━━━━━ Excerpted records ━━━━━

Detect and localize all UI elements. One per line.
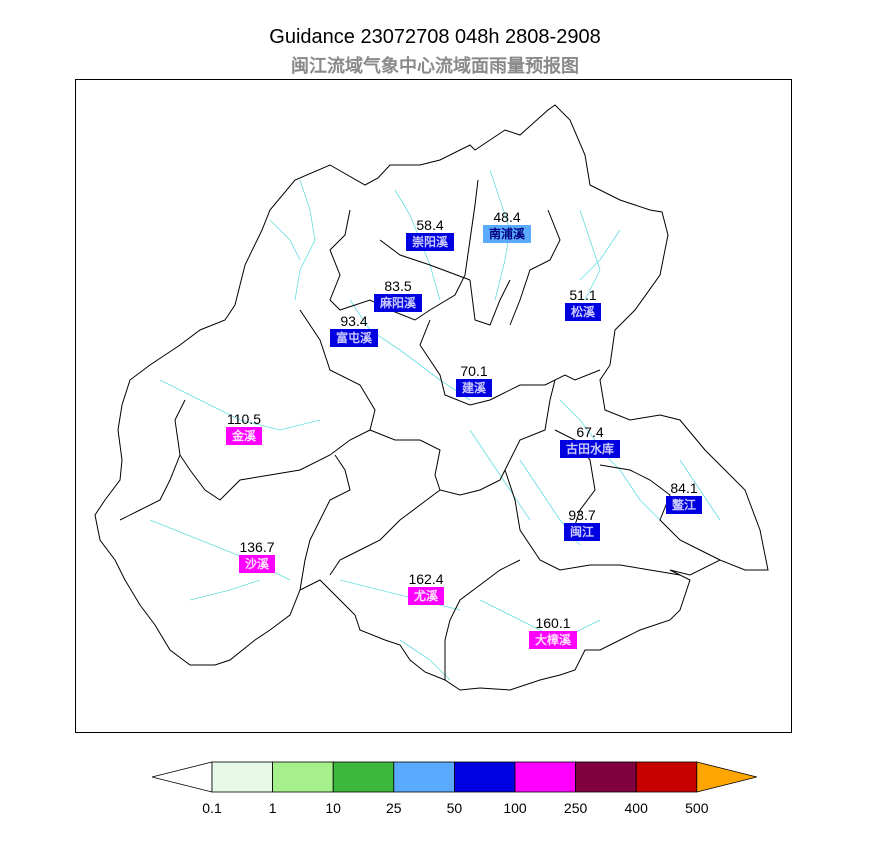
region-name: 金溪 xyxy=(225,427,263,445)
region-value: 136.7 xyxy=(239,539,275,555)
region-gutianshuiku: 67.4 古田水库 xyxy=(559,424,621,458)
region-songxi: 51.1 松溪 xyxy=(564,287,602,321)
region-name: 闽江 xyxy=(563,523,601,541)
region-value: 93.7 xyxy=(568,507,596,523)
region-aojiang: 84.1 鳌江 xyxy=(665,480,703,514)
region-name: 尤溪 xyxy=(407,587,445,605)
region-name: 松溪 xyxy=(564,303,602,321)
region-value: 70.1 xyxy=(460,363,488,379)
region-name: 古田水库 xyxy=(559,440,621,458)
region-nanpuxi: 48.4 南浦溪 xyxy=(482,209,532,243)
colorbar-cells xyxy=(151,761,757,793)
region-shaxi: 136.7 沙溪 xyxy=(238,539,276,573)
region-name: 建溪 xyxy=(455,379,493,397)
colorbar-cell xyxy=(272,761,334,793)
colorbar-tick-label: 10 xyxy=(325,800,341,816)
colorbar-tick-label: 100 xyxy=(503,800,527,816)
region-jinxi: 110.5 金溪 xyxy=(225,411,263,445)
colorbar-cell xyxy=(211,761,273,793)
region-minjiang: 93.7 闽江 xyxy=(563,507,601,541)
region-value: 110.5 xyxy=(226,411,261,427)
region-name: 南浦溪 xyxy=(482,225,532,243)
region-name: 崇阳溪 xyxy=(405,233,455,251)
colorbar-cell xyxy=(514,761,576,793)
region-jianxi: 70.1 建溪 xyxy=(455,363,493,397)
region-name: 麻阳溪 xyxy=(373,294,423,312)
region-value: 84.1 xyxy=(670,480,698,496)
region-name: 富屯溪 xyxy=(329,329,379,347)
map-frame xyxy=(75,79,792,733)
region-youxi: 162.4 尤溪 xyxy=(407,571,445,605)
region-name: 大樟溪 xyxy=(528,631,578,649)
region-value: 83.5 xyxy=(384,278,412,294)
colorbar-tick-label: 400 xyxy=(624,800,648,816)
region-value: 58.4 xyxy=(416,217,444,233)
region-futunxi: 93.4 富屯溪 xyxy=(329,313,379,347)
region-name: 鳌江 xyxy=(665,496,703,514)
region-chongyangxi: 58.4 崇阳溪 xyxy=(405,217,455,251)
colorbar-tick-label: 250 xyxy=(563,800,588,816)
region-value: 160.1 xyxy=(535,615,571,631)
colorbar-tick-label: 25 xyxy=(386,800,402,816)
colorbar-tick-label: 500 xyxy=(685,800,709,816)
region-value: 51.1 xyxy=(569,287,597,303)
colorbar-cell xyxy=(453,761,516,793)
region-value: 48.4 xyxy=(493,209,521,225)
region-name: 沙溪 xyxy=(238,555,276,573)
colorbar-cell xyxy=(393,761,455,793)
region-dazhangxi: 160.1 大樟溪 xyxy=(528,615,578,649)
region-value: 162.4 xyxy=(408,571,444,587)
colorbar-cell xyxy=(332,761,395,793)
region-value: 67.4 xyxy=(576,424,604,440)
map-subtitle: 闽江流域气象中心流域面雨量预报图 xyxy=(291,56,579,77)
colorbar-tick-label: 0.1 xyxy=(202,800,222,816)
colorbar-cell xyxy=(575,761,637,793)
colorbar-arrow-low xyxy=(151,761,213,793)
region-value: 93.4 xyxy=(340,313,368,329)
map-title: Guidance 23072708 048h 2808-2908 xyxy=(269,26,601,48)
basin-boundaries xyxy=(94,104,769,691)
colorbar-arrow-high xyxy=(696,761,757,793)
colorbar-cell xyxy=(635,761,698,793)
colorbar-tick-label: 1 xyxy=(268,800,277,816)
region-mayangxi: 83.5 麻阳溪 xyxy=(373,278,423,312)
colorbar-tick-label: 50 xyxy=(446,800,463,816)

━━━━━

* **Requirements**:
Lay out everything from the line containing "region-name: 金溪 xyxy=(225,427,263,445)" down to the line containing "colorbar-tick-label: 500 xyxy=(685,800,709,816)", both ends included, as a JSON list of strings with one string per line and blank lines omitted.

* **Solution for this problem**:
[
  "region-name: 金溪 xyxy=(225,427,263,445)",
  "region-value: 136.7 xyxy=(239,539,275,555)",
  "region-gutianshuiku: 67.4 古田水库 xyxy=(559,424,621,458)",
  "region-songxi: 51.1 松溪 xyxy=(564,287,602,321)",
  "region-name: 闽江 xyxy=(563,523,601,541)",
  "region-value: 93.7 xyxy=(568,507,596,523)",
  "region-aojiang: 84.1 鳌江 xyxy=(665,480,703,514)",
  "region-name: 尤溪 xyxy=(407,587,445,605)",
  "region-name: 松溪 xyxy=(564,303,602,321)",
  "region-value: 70.1 xyxy=(460,363,488,379)",
  "region-name: 古田水库 xyxy=(559,440,621,458)",
  "region-nanpuxi: 48.4 南浦溪 xyxy=(482,209,532,243)",
  "colorbar-cells xyxy=(151,761,757,793)",
  "region-shaxi: 136.7 沙溪 xyxy=(238,539,276,573)",
  "region-name: 建溪 xyxy=(455,379,493,397)",
  "colorbar-cell xyxy=(272,761,334,793)",
  "colorbar-tick-label: 10 xyxy=(325,800,341,816)",
  "colorbar-tick-label: 100 xyxy=(503,800,527,816)",
  "region-jinxi: 110.5 金溪 xyxy=(225,411,263,445)",
  "colorbar-cell xyxy=(211,761,273,793)",
  "region-minjiang: 93.7 闽江 xyxy=(563,507,601,541)",
  "region-value: 110.5 xyxy=(226,411,261,427)",
  "region-name: 南浦溪 xyxy=(482,225,532,243)",
  "region-name: 崇阳溪 xyxy=(405,233,455,251)",
  "colorbar-cell xyxy=(514,761,576,793)",
  "region-jianxi: 70.1 建溪 xyxy=(455,363,493,397)",
  "region-name: 麻阳溪 xyxy=(373,294,423,312)",
  "region-value: 84.1 xyxy=(670,480,698,496)",
  "region-name: 富屯溪 xyxy=(329,329,379,347)",
  "map-frame xyxy=(75,79,792,733)",
  "region-youxi: 162.4 尤溪 xyxy=(407,571,445,605)",
  "region-name: 大樟溪 xyxy=(528,631,578,649)",
  "region-value: 83.5 xyxy=(384,278,412,294)",
  "colorbar-tick-label: 400 xyxy=(624,800,648,816)",
  "region-value: 58.4 xyxy=(416,217,444,233)",
  "region-futunxi: 93.4 富屯溪 xyxy=(329,313,379,347)",
  "region-name: 鳌江 xyxy=(665,496,703,514)",
  "region-chongyangxi: 58.4 崇阳溪 xyxy=(405,217,455,251)",
  "colorbar-tick-label: 250 xyxy=(563,800,588,816)",
  "region-value: 160.1 xyxy=(535,615,571,631)",
  "colorbar-tick-label: 25 xyxy=(386,800,402,816)",
  "colorbar-tick-label: 500 xyxy=(685,800,709,816)"
]